Data shown -

##############################

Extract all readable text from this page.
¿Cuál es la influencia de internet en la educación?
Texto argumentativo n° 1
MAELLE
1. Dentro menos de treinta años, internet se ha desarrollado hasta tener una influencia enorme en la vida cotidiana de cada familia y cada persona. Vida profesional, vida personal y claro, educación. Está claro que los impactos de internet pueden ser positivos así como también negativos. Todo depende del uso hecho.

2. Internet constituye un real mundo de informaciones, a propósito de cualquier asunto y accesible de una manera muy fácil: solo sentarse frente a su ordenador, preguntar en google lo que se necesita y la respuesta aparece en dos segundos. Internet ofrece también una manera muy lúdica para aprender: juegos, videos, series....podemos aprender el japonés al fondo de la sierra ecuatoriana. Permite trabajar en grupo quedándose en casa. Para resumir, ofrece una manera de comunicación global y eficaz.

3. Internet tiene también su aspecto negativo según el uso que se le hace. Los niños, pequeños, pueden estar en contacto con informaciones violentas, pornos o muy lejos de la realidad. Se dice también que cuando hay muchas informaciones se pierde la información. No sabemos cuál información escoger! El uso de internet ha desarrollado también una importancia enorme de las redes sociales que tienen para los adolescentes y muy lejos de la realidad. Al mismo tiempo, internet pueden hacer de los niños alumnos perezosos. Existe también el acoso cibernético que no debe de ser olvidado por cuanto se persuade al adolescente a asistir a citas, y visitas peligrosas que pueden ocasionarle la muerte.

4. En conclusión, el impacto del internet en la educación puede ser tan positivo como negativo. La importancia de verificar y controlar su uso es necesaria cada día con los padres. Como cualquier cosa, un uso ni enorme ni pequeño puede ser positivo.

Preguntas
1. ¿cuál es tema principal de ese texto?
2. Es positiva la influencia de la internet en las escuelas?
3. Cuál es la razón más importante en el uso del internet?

##############################

Problem requirements -
Repeat every entry exactly, please.

Full solution -
Extract all readable text from this page.
¿Cuál es la influencia de internet en la educación?
Texto argumentativo n° 1
MAELLE
1. Dentro menos de treinta años, internet se ha desarrollado hasta tener una influencia enorme en la vida cotidiana de cada familia y cada persona. Vida profesional, vida personal y claro, educación. Está claro que los impactos de internet pueden ser positivos así como también negativos. Todo depende del uso hecho.

2. Internet constituye un real mundo de informaciones, a propósito de cualquier asunto y accesible de una manera muy fácil: solo sentarse frente a su ordenador, preguntar en google lo que se necesita y la respuesta aparece en dos segundos. Internet ofrece también una manera muy lúdica para aprender: juegos, videos, series....podemos aprender el japonés al fondo de la sierra ecuatoriana. Permite trabajar en grupo quedándose en casa. Para resumir, ofrece una manera de comunicación global y eficaz.

3. Internet tiene también su aspecto negativo según el uso que se le hace. Los niños, pequeños, pueden estar en contacto con informaciones violentas, pornos o muy lejos de la realidad. Se dice también que cuando hay muchas informaciones se pierde la información. No sabemos cuál información escoger! El uso de internet ha desarrollado también una importancia enorme de las redes sociales que tienen para los adolescentes y muy lejos de la realidad. Al mismo tiempo, internet pueden hacer de los niños alumnos perezosos. Existe también el acoso cibernético que no debe de ser olvidado por cuanto se persuade al adolescente a asistir a citas, y visitas peligrosas que pueden ocasionarle la muerte.

4. En conclusión, el impacto del internet en la educación puede ser tan positivo como negativo. La importancia de verificar y controlar su uso es necesaria cada día con los padres. Como cualquier cosa, un uso ni enorme ni pequeño puede ser positivo.

Preguntas
1. ¿cuál es tema principal de ese texto?
2. Es positiva la influencia de la internet en las escuelas?
3. Cuál es la razón más importante en el uso del internet?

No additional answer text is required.